__TASK REQUIREMENTS__. In the listing below, locate the lines that hold "name" and copy them.

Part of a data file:
************

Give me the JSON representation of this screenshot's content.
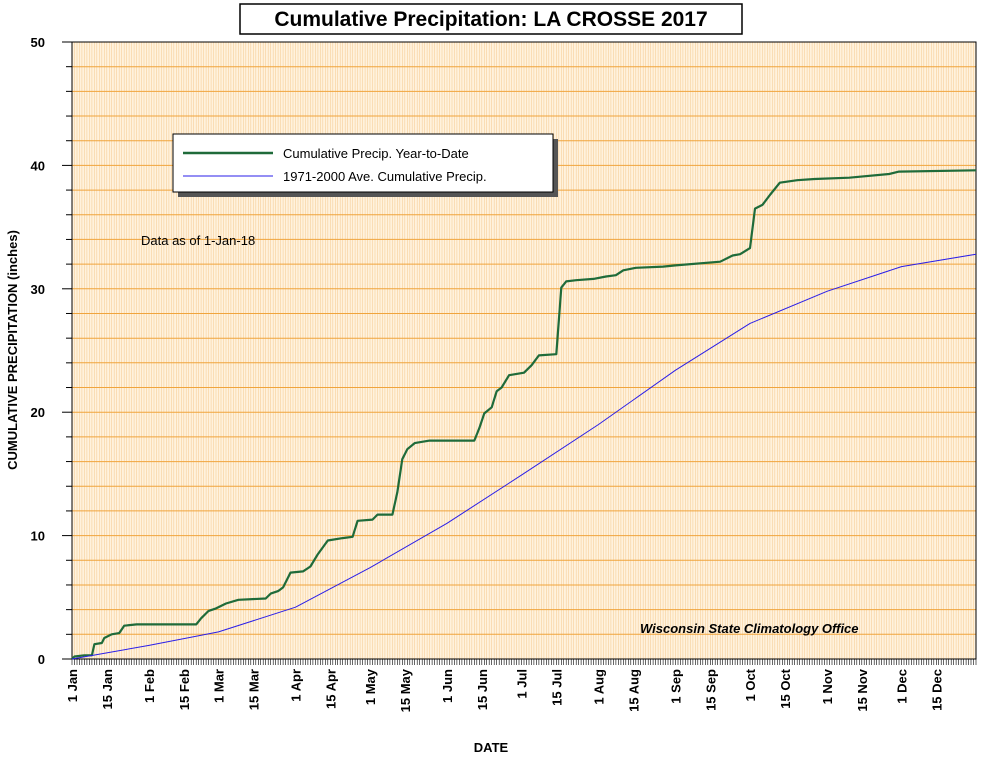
{
  "chart_data": {
    "type": "line",
    "title": "Cumulative Precipitation: LA CROSSE 2017",
    "xlabel": "DATE",
    "ylabel": "CUMULATIVE PRECIPITATION (inches)",
    "ylim": [
      0,
      50
    ],
    "xlim": [
      "1 Jan",
      "31 Dec"
    ],
    "yticks": [
      0,
      10,
      20,
      30,
      40,
      50
    ],
    "xtick_labels": [
      "1 Jan",
      "15 Jan",
      "1 Feb",
      "15 Feb",
      "1 Mar",
      "15 Mar",
      "1 Apr",
      "15 Apr",
      "1 May",
      "15 May",
      "1 Jun",
      "15 Jun",
      "1 Jul",
      "15 Jul",
      "1 Aug",
      "15 Aug",
      "1 Sep",
      "15 Sep",
      "1 Oct",
      "15 Oct",
      "1 Nov",
      "15 Nov",
      "1 Dec",
      "15 Dec"
    ],
    "grid": true,
    "legend_position": "upper-left",
    "annotations": [
      "Data as of 1-Jan-18",
      "Wisconsin State Climatology Office"
    ],
    "series": [
      {
        "name": "Cumulative Precip. Year-to-Date",
        "color": "#1f6b3a",
        "points": [
          [
            "1 Jan",
            0
          ],
          [
            "2 Jan",
            0.2
          ],
          [
            "6 Jan",
            0.3
          ],
          [
            "9 Jan",
            0.3
          ],
          [
            "10 Jan",
            1.2
          ],
          [
            "13 Jan",
            1.3
          ],
          [
            "14 Jan",
            1.7
          ],
          [
            "17 Jan",
            2.0
          ],
          [
            "20 Jan",
            2.1
          ],
          [
            "22 Jan",
            2.7
          ],
          [
            "27 Jan",
            2.8
          ],
          [
            "20 Feb",
            2.8
          ],
          [
            "22 Feb",
            3.3
          ],
          [
            "25 Feb",
            3.9
          ],
          [
            "28 Feb",
            4.1
          ],
          [
            "4 Mar",
            4.5
          ],
          [
            "9 Mar",
            4.8
          ],
          [
            "20 Mar",
            4.9
          ],
          [
            "22 Mar",
            5.3
          ],
          [
            "25 Mar",
            5.5
          ],
          [
            "27 Mar",
            5.8
          ],
          [
            "30 Mar",
            7.0
          ],
          [
            "4 Apr",
            7.1
          ],
          [
            "7 Apr",
            7.5
          ],
          [
            "10 Apr",
            8.5
          ],
          [
            "14 Apr",
            9.6
          ],
          [
            "20 Apr",
            9.8
          ],
          [
            "24 Apr",
            9.9
          ],
          [
            "26 Apr",
            11.2
          ],
          [
            "2 May",
            11.3
          ],
          [
            "4 May",
            11.7
          ],
          [
            "10 May",
            11.7
          ],
          [
            "12 May",
            13.5
          ],
          [
            "14 May",
            16.2
          ],
          [
            "16 May",
            17.0
          ],
          [
            "19 May",
            17.5
          ],
          [
            "25 May",
            17.7
          ],
          [
            "12 Jun",
            17.7
          ],
          [
            "14 Jun",
            18.7
          ],
          [
            "16 Jun",
            19.9
          ],
          [
            "19 Jun",
            20.4
          ],
          [
            "21 Jun",
            21.7
          ],
          [
            "23 Jun",
            22.0
          ],
          [
            "26 Jun",
            23.0
          ],
          [
            "2 Jul",
            23.2
          ],
          [
            "5 Jul",
            23.8
          ],
          [
            "8 Jul",
            24.6
          ],
          [
            "15 Jul",
            24.7
          ],
          [
            "17 Jul",
            30.1
          ],
          [
            "19 Jul",
            30.6
          ],
          [
            "23 Jul",
            30.7
          ],
          [
            "30 Jul",
            30.8
          ],
          [
            "4 Aug",
            31.0
          ],
          [
            "8 Aug",
            31.1
          ],
          [
            "11 Aug",
            31.5
          ],
          [
            "16 Aug",
            31.7
          ],
          [
            "27 Aug",
            31.8
          ],
          [
            "1 Sep",
            31.9
          ],
          [
            "19 Sep",
            32.2
          ],
          [
            "24 Sep",
            32.7
          ],
          [
            "27 Sep",
            32.8
          ],
          [
            "1 Oct",
            33.3
          ],
          [
            "3 Oct",
            36.5
          ],
          [
            "6 Oct",
            36.8
          ],
          [
            "9 Oct",
            37.6
          ],
          [
            "13 Oct",
            38.6
          ],
          [
            "20 Oct",
            38.8
          ],
          [
            "27 Oct",
            38.9
          ],
          [
            "10 Nov",
            39.0
          ],
          [
            "26 Nov",
            39.3
          ],
          [
            "30 Nov",
            39.5
          ],
          [
            "31 Dec",
            39.6
          ]
        ]
      },
      {
        "name": "1971-2000 Ave. Cumulative Precip.",
        "color": "#2a1ee8",
        "points": [
          [
            "1 Jan",
            0
          ],
          [
            "1 Feb",
            1.1
          ],
          [
            "1 Mar",
            2.2
          ],
          [
            "1 Apr",
            4.2
          ],
          [
            "1 May",
            7.4
          ],
          [
            "1 Jun",
            11.0
          ],
          [
            "1 Jul",
            14.9
          ],
          [
            "1 Aug",
            19.0
          ],
          [
            "1 Sep",
            23.4
          ],
          [
            "1 Oct",
            27.2
          ],
          [
            "1 Nov",
            29.8
          ],
          [
            "1 Dec",
            31.8
          ],
          [
            "31 Dec",
            32.8
          ]
        ]
      }
    ]
  }
}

************

__FINAL RESULT__.
        "name": "Cumulative Precip. Year-to-Date",
        "name": "1971-2000 Ave. Cumulative Precip.",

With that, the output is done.